◆ What you are asked to do
Output the full listing below exactly, without the pictures.

Saved data entries:
****************************************
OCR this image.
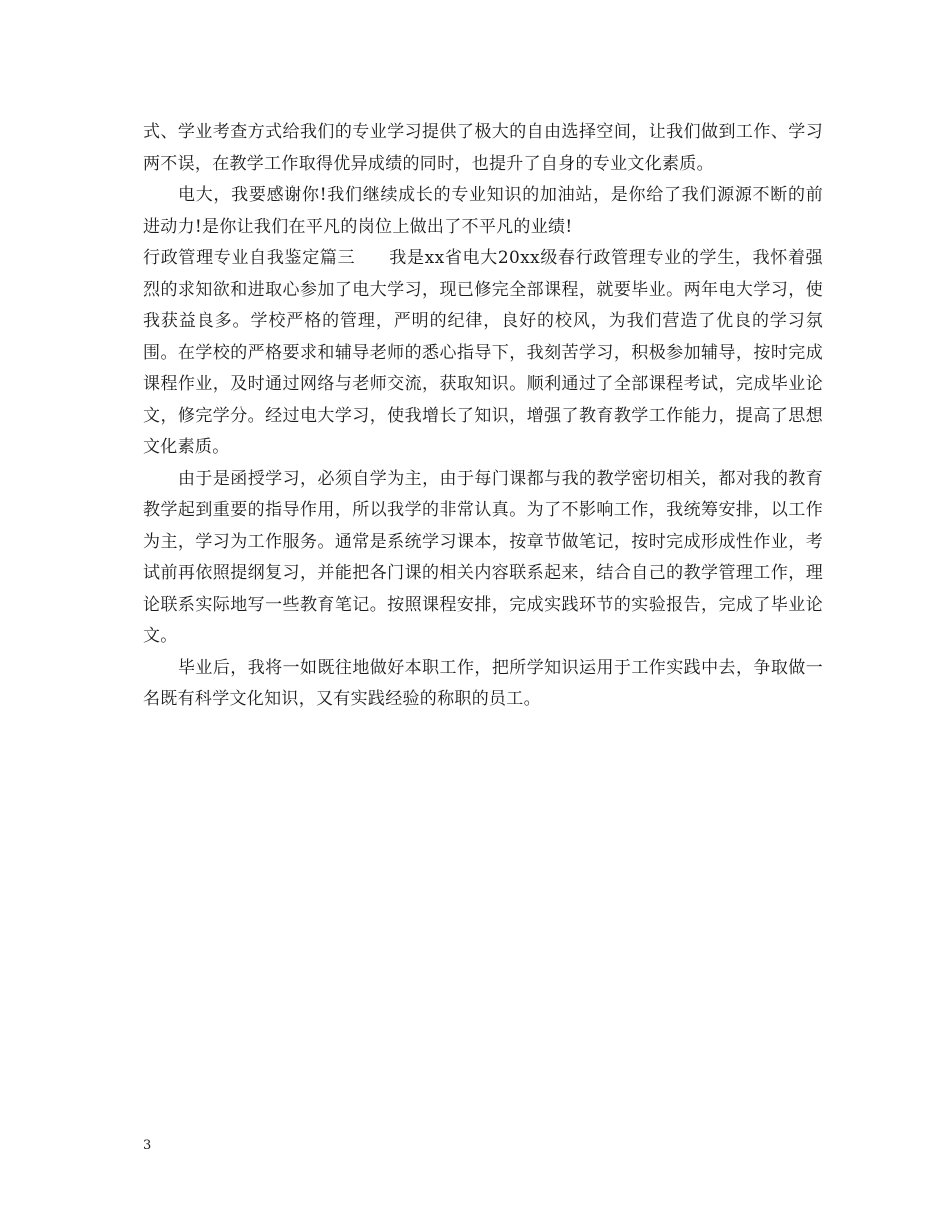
式、学业考查方式给我们的专业学习提供了极大的自由选择空间，让我们做到工作、学习两不误，在教学工作取得优异成绩的同时，也提升了自身的专业文化素质。

电大，我要感谢你!我们继续成长的专业知识的加油站，是你给了我们源源不断的前进动力!是你让我们在平凡的岗位上做出了不平凡的业绩!

行政管理专业自我鉴定篇三 我是xx省电大20xx级春行政管理专业的学生，我怀着强烈的求知欲和进取心参加了电大学习，现已修完全部课程，就要毕业。两年电大学习，使我获益良多。学校严格的管理，严明的纪律，良好的校风，为我们营造了优良的学习氛围。在学校的严格要求和辅导老师的悉心指导下，我刻苦学习，积极参加辅导，按时完成课程作业，及时通过网络与老师交流，获取知识。顺利通过了全部课程考试，完成毕业论文，修完学分。经过电大学习，使我增长了知识，增强了教育教学工作能力，提高了思想文化素质。

由于是函授学习，必须自学为主，由于每门课都与我的教学密切相关，都对我的教育教学起到重要的指导作用，所以我学的非常认真。为了不影响工作，我统筹安排，以工作为主，学习为工作服务。通常是系统学习课本，按章节做笔记，按时完成形成性作业，考试前再依照提纲复习，并能把各门课的相关内容联系起来，结合自己的教学管理工作，理论联系实际地写一些教育笔记。按照课程安排，完成实践环节的实验报告，完成了毕业论文。

毕业后，我将一如既往地做好本职工作，把所学知识运用于工作实践中去，争取做一名既有科学文化知识，又有实践经验的称职的员工。

3
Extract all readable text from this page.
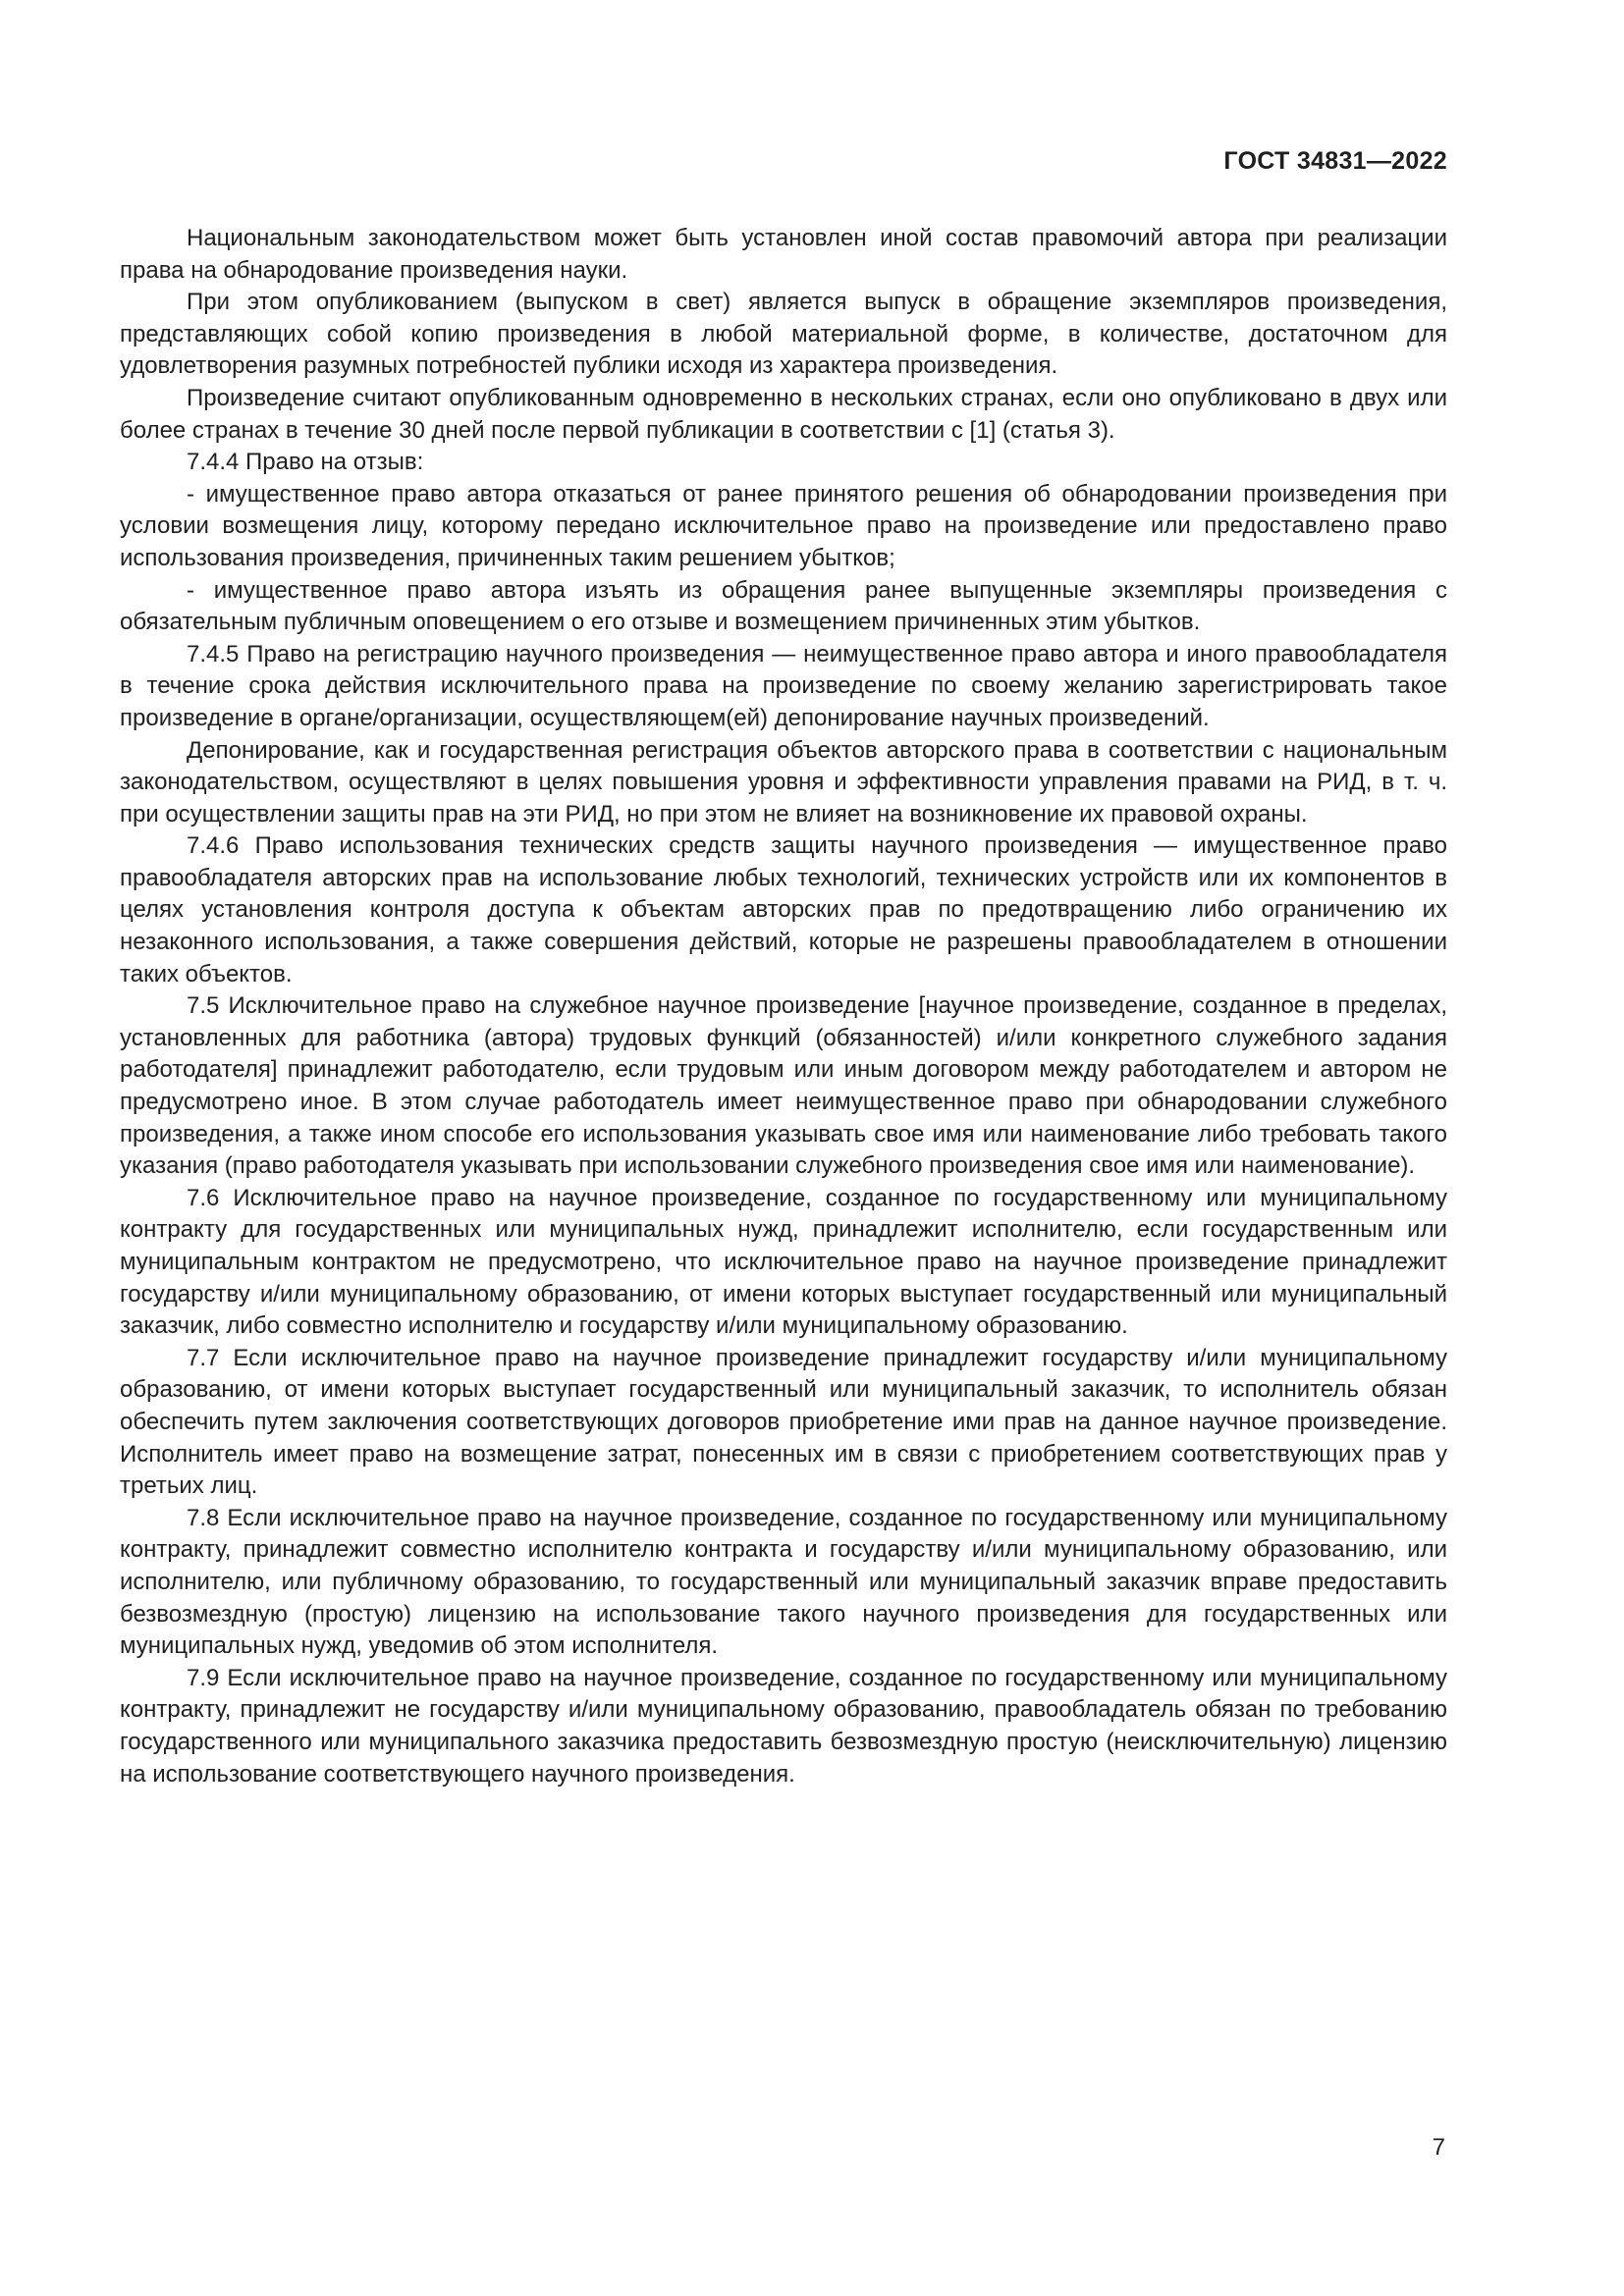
ГОСТ 34831—2022

Национальным законодательством может быть установлен иной состав правомочий автора при реализации права на обнародование произведения науки.

При этом опубликованием (выпуском в свет) является выпуск в обращение экземпляров произведения, представляющих собой копию произведения в любой материальной форме, в количестве, достаточном для удовлетворения разумных потребностей публики исходя из характера произведения.

Произведение считают опубликованным одновременно в нескольких странах, если оно опубликовано в двух или более странах в течение 30 дней после первой публикации в соответствии с [1] (статья 3).

7.4.4 Право на отзыв:

- имущественное право автора отказаться от ранее принятого решения об обнародовании произведения при условии возмещения лицу, которому передано исключительное право на произведение или предоставлено право использования произведения, причиненных таким решением убытков;

- имущественное право автора изъять из обращения ранее выпущенные экземпляры произведения с обязательным публичным оповещением о его отзыве и возмещением причиненных этим убытков.

7.4.5 Право на регистрацию научного произведения — неимущественное право автора и иного правообладателя в течение срока действия исключительного права на произведение по своему желанию зарегистрировать такое произведение в органе/организации, осуществляющем(ей) депонирование научных произведений.

Депонирование, как и государственная регистрация объектов авторского права в соответствии с национальным законодательством, осуществляют в целях повышения уровня и эффективности управления правами на РИД, в т. ч. при осуществлении защиты прав на эти РИД, но при этом не влияет на возникновение их правовой охраны.

7.4.6 Право использования технических средств защиты научного произведения — имущественное право правообладателя авторских прав на использование любых технологий, технических устройств или их компонентов в целях установления контроля доступа к объектам авторских прав по предотвращению либо ограничению их незаконного использования, а также совершения действий, которые не разрешены правообладателем в отношении таких объектов.

7.5 Исключительное право на служебное научное произведение [научное произведение, созданное в пределах, установленных для работника (автора) трудовых функций (обязанностей) и/или конкретного служебного задания работодателя] принадлежит работодателю, если трудовым или иным договором между работодателем и автором не предусмотрено иное. В этом случае работодатель имеет неимущественное право при обнародовании служебного произведения, а также ином способе его использования указывать свое имя или наименование либо требовать такого указания (право работодателя указывать при использовании служебного произведения свое имя или наименование).

7.6 Исключительное право на научное произведение, созданное по государственному или муниципальному контракту для государственных или муниципальных нужд, принадлежит исполнителю, если государственным или муниципальным контрактом не предусмотрено, что исключительное право на научное произведение принадлежит государству и/или муниципальному образованию, от имени которых выступает государственный или муниципальный заказчик, либо совместно исполнителю и государству и/или муниципальному образованию.

7.7 Если исключительное право на научное произведение принадлежит государству и/или муниципальному образованию, от имени которых выступает государственный или муниципальный заказчик, то исполнитель обязан обеспечить путем заключения соответствующих договоров приобретение ими прав на данное научное произведение. Исполнитель имеет право на возмещение затрат, понесенных им в связи с приобретением соответствующих прав у третьих лиц.

7.8 Если исключительное право на научное произведение, созданное по государственному или муниципальному контракту, принадлежит совместно исполнителю контракта и государству и/или муниципальному образованию, или исполнителю, или публичному образованию, то государственный или муниципальный заказчик вправе предоставить безвозмездную (простую) лицензию на использование такого научного произведения для государственных или муниципальных нужд, уведомив об этом исполнителя.

7.9 Если исключительное право на научное произведение, созданное по государственному или муниципальному контракту, принадлежит не государству и/или муниципальному образованию, правообладатель обязан по требованию государственного или муниципального заказчика предоставить безвозмездную простую (неисключительную) лицензию на использование соответствующего научного произведения.

7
****************************************
◆ Correct response
OCR this image.
式、学业考查方式给我们的专业学习提供了极大的自由选择空间，让我们做到工作、学习两不误，在教学工作取得优异成绩的同时，也提升了自身的专业文化素质。

电大，我要感谢你!我们继续成长的专业知识的加油站，是你给了我们源源不断的前进动力!是你让我们在平凡的岗位上做出了不平凡的业绩!

行政管理专业自我鉴定篇三 我是xx省电大20xx级春行政管理专业的学生，我怀着强烈的求知欲和进取心参加了电大学习，现已修完全部课程，就要毕业。两年电大学习，使我获益良多。学校严格的管理，严明的纪律，良好的校风，为我们营造了优良的学习氛围。在学校的严格要求和辅导老师的悉心指导下，我刻苦学习，积极参加辅导，按时完成课程作业，及时通过网络与老师交流，获取知识。顺利通过了全部课程考试，完成毕业论文，修完学分。经过电大学习，使我增长了知识，增强了教育教学工作能力，提高了思想文化素质。

由于是函授学习，必须自学为主，由于每门课都与我的教学密切相关，都对我的教育教学起到重要的指导作用，所以我学的非常认真。为了不影响工作，我统筹安排，以工作为主，学习为工作服务。通常是系统学习课本，按章节做笔记，按时完成形成性作业，考试前再依照提纲复习，并能把各门课的相关内容联系起来，结合自己的教学管理工作，理论联系实际地写一些教育笔记。按照课程安排，完成实践环节的实验报告，完成了毕业论文。

毕业后，我将一如既往地做好本职工作，把所学知识运用于工作实践中去，争取做一名既有科学文化知识，又有实践经验的称职的员工。

3
Extract all readable text from this page.
ГОСТ 34831—2022

Национальным законодательством может быть установлен иной состав правомочий автора при реализации права на обнародование произведения науки.

При этом опубликованием (выпуском в свет) является выпуск в обращение экземпляров произведения, представляющих собой копию произведения в любой материальной форме, в количестве, достаточном для удовлетворения разумных потребностей публики исходя из характера произведения.

Произведение считают опубликованным одновременно в нескольких странах, если оно опубликовано в двух или более странах в течение 30 дней после первой публикации в соответствии с [1] (статья 3).

7.4.4 Право на отзыв:

- имущественное право автора отказаться от ранее принятого решения об обнародовании произведения при условии возмещения лицу, которому передано исключительное право на произведение или предоставлено право использования произведения, причиненных таким решением убытков;

- имущественное право автора изъять из обращения ранее выпущенные экземпляры произведения с обязательным публичным оповещением о его отзыве и возмещением причиненных этим убытков.

7.4.5 Право на регистрацию научного произведения — неимущественное право автора и иного правообладателя в течение срока действия исключительного права на произведение по своему желанию зарегистрировать такое произведение в органе/организации, осуществляющем(ей) депонирование научных произведений.

Депонирование, как и государственная регистрация объектов авторского права в соответствии с национальным законодательством, осуществляют в целях повышения уровня и эффективности управления правами на РИД, в т. ч. при осуществлении защиты прав на эти РИД, но при этом не влияет на возникновение их правовой охраны.

7.4.6 Право использования технических средств защиты научного произведения — имущественное право правообладателя авторских прав на использование любых технологий, технических устройств или их компонентов в целях установления контроля доступа к объектам авторских прав по предотвращению либо ограничению их незаконного использования, а также совершения действий, которые не разрешены правообладателем в отношении таких объектов.

7.5 Исключительное право на служебное научное произведение [научное произведение, созданное в пределах, установленных для работника (автора) трудовых функций (обязанностей) и/или конкретного служебного задания работодателя] принадлежит работодателю, если трудовым или иным договором между работодателем и автором не предусмотрено иное. В этом случае работодатель имеет неимущественное право при обнародовании служебного произведения, а также ином способе его использования указывать свое имя или наименование либо требовать такого указания (право работодателя указывать при использовании служебного произведения свое имя или наименование).

7.6 Исключительное право на научное произведение, созданное по государственному или муниципальному контракту для государственных или муниципальных нужд, принадлежит исполнителю, если государственным или муниципальным контрактом не предусмотрено, что исключительное право на научное произведение принадлежит государству и/или муниципальному образованию, от имени которых выступает государственный или муниципальный заказчик, либо совместно исполнителю и государству и/или муниципальному образованию.

7.7 Если исключительное право на научное произведение принадлежит государству и/или муниципальному образованию, от имени которых выступает государственный или муниципальный заказчик, то исполнитель обязан обеспечить путем заключения соответствующих договоров приобретение ими прав на данное научное произведение. Исполнитель имеет право на возмещение затрат, понесенных им в связи с приобретением соответствующих прав у третьих лиц.

7.8 Если исключительное право на научное произведение, созданное по государственному или муниципальному контракту, принадлежит совместно исполнителю контракта и государству и/или муниципальному образованию, или исполнителю, или публичному образованию, то государственный или муниципальный заказчик вправе предоставить безвозмездную (простую) лицензию на использование такого научного произведения для государственных или муниципальных нужд, уведомив об этом исполнителя.

7.9 Если исключительное право на научное произведение, созданное по государственному или муниципальному контракту, принадлежит не государству и/или муниципальному образованию, правообладатель обязан по требованию государственного или муниципального заказчика предоставить безвозмездную простую (неисключительную) лицензию на использование соответствующего научного произведения.

7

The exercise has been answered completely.